--- START INPUT ---
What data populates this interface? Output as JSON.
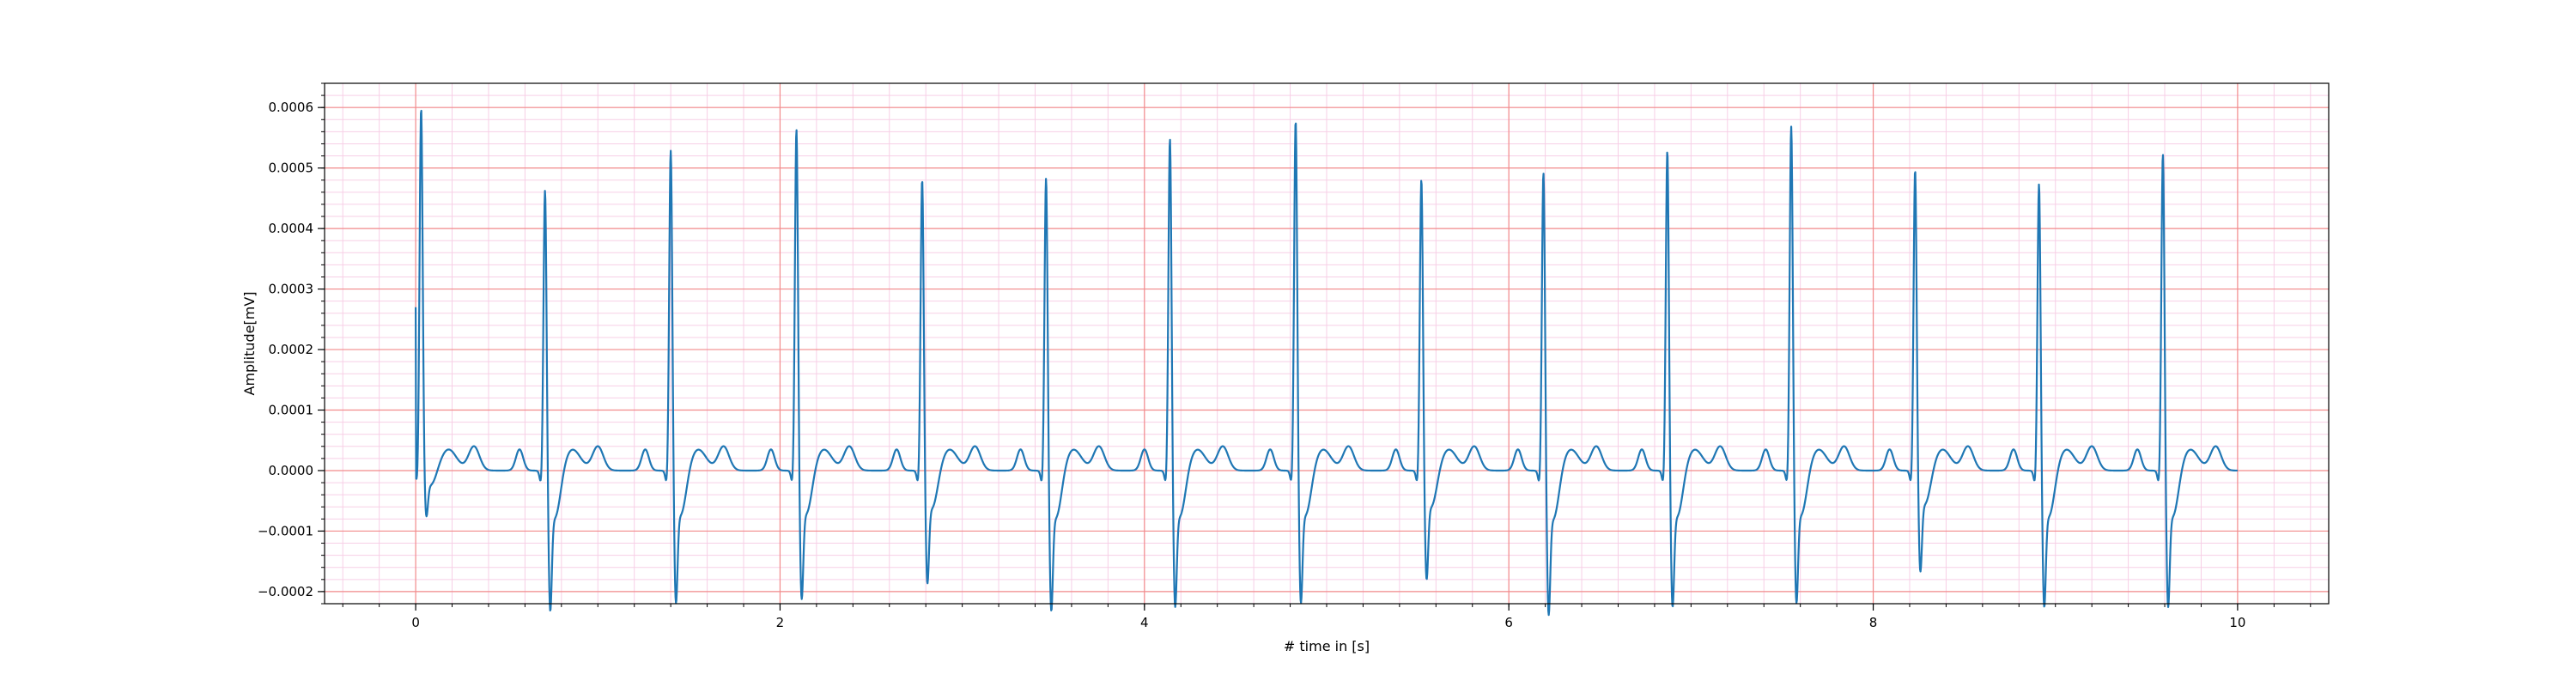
{
  "chart_data": {
    "type": "line",
    "title": "",
    "xlabel": "# time in [s]",
    "ylabel": "Amplitude[mV]",
    "xlim": [
      -0.5,
      10.5
    ],
    "ylim": [
      -0.00022,
      0.00064
    ],
    "x_ticks": [
      0,
      2,
      4,
      6,
      8,
      10
    ],
    "x_tick_labels": [
      "0",
      "2",
      "4",
      "6",
      "8",
      "10"
    ],
    "y_ticks": [
      -0.0002,
      -0.0001,
      0.0,
      0.0001,
      0.0002,
      0.0003,
      0.0004,
      0.0005,
      0.0006
    ],
    "y_tick_labels": [
      "−0.0002",
      "−0.0001",
      "0.0000",
      "0.0001",
      "0.0002",
      "0.0003",
      "0.0004",
      "0.0005",
      "0.0006"
    ],
    "grid": {
      "major": true,
      "minor": true,
      "major_color": "#f28b8b",
      "minor_color": "#f7cfe6"
    },
    "line_color": "#1f77b4",
    "series": [
      {
        "beats": [
          {
            "t": 0.03,
            "r": 0.000605,
            "s": -6e-05
          },
          {
            "t": 0.71,
            "r": 0.00048,
            "s": -0.00018
          },
          {
            "t": 1.4,
            "r": 0.000545,
            "s": -0.00017
          },
          {
            "t": 2.09,
            "r": 0.00058,
            "s": -0.000165
          },
          {
            "t": 2.78,
            "r": 0.000495,
            "s": -0.000145
          },
          {
            "t": 3.46,
            "r": 0.0005,
            "s": -0.00018
          },
          {
            "t": 4.14,
            "r": 0.000565,
            "s": -0.000175
          },
          {
            "t": 4.83,
            "r": 0.000595,
            "s": -0.00017
          },
          {
            "t": 5.52,
            "r": 0.000495,
            "s": -0.00014
          },
          {
            "t": 6.19,
            "r": 0.00051,
            "s": -0.000185
          },
          {
            "t": 6.87,
            "r": 0.000545,
            "s": -0.000175
          },
          {
            "t": 7.55,
            "r": 0.000585,
            "s": -0.00017
          },
          {
            "t": 8.23,
            "r": 0.00051,
            "s": -0.00013
          },
          {
            "t": 8.91,
            "r": 0.00049,
            "s": -0.000175
          },
          {
            "t": 9.59,
            "r": 0.00054,
            "s": -0.000175
          }
        ],
        "t_end": 10.0
      }
    ]
  }
}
--- END INPUT ---
EXERCISE TASK:
In your copy, repeat each record exactly and include no pictures.

CORRECT RESULT:
What data populates this interface? Output as JSON.
{
  "chart_data": {
    "type": "line",
    "title": "",
    "xlabel": "# time in [s]",
    "ylabel": "Amplitude[mV]",
    "xlim": [
      -0.5,
      10.5
    ],
    "ylim": [
      -0.00022,
      0.00064
    ],
    "x_ticks": [
      0,
      2,
      4,
      6,
      8,
      10
    ],
    "x_tick_labels": [
      "0",
      "2",
      "4",
      "6",
      "8",
      "10"
    ],
    "y_ticks": [
      -0.0002,
      -0.0001,
      0.0,
      0.0001,
      0.0002,
      0.0003,
      0.0004,
      0.0005,
      0.0006
    ],
    "y_tick_labels": [
      "−0.0002",
      "−0.0001",
      "0.0000",
      "0.0001",
      "0.0002",
      "0.0003",
      "0.0004",
      "0.0005",
      "0.0006"
    ],
    "grid": {
      "major": true,
      "minor": true,
      "major_color": "#f28b8b",
      "minor_color": "#f7cfe6"
    },
    "line_color": "#1f77b4",
    "series": [
      {
        "beats": [
          {
            "t": 0.03,
            "r": 0.000605,
            "s": -6e-05
          },
          {
            "t": 0.71,
            "r": 0.00048,
            "s": -0.00018
          },
          {
            "t": 1.4,
            "r": 0.000545,
            "s": -0.00017
          },
          {
            "t": 2.09,
            "r": 0.00058,
            "s": -0.000165
          },
          {
            "t": 2.78,
            "r": 0.000495,
            "s": -0.000145
          },
          {
            "t": 3.46,
            "r": 0.0005,
            "s": -0.00018
          },
          {
            "t": 4.14,
            "r": 0.000565,
            "s": -0.000175
          },
          {
            "t": 4.83,
            "r": 0.000595,
            "s": -0.00017
          },
          {
            "t": 5.52,
            "r": 0.000495,
            "s": -0.00014
          },
          {
            "t": 6.19,
            "r": 0.00051,
            "s": -0.000185
          },
          {
            "t": 6.87,
            "r": 0.000545,
            "s": -0.000175
          },
          {
            "t": 7.55,
            "r": 0.000585,
            "s": -0.00017
          },
          {
            "t": 8.23,
            "r": 0.00051,
            "s": -0.00013
          },
          {
            "t": 8.91,
            "r": 0.00049,
            "s": -0.000175
          },
          {
            "t": 9.59,
            "r": 0.00054,
            "s": -0.000175
          }
        ],
        "t_end": 10.0
      }
    ]
  }
}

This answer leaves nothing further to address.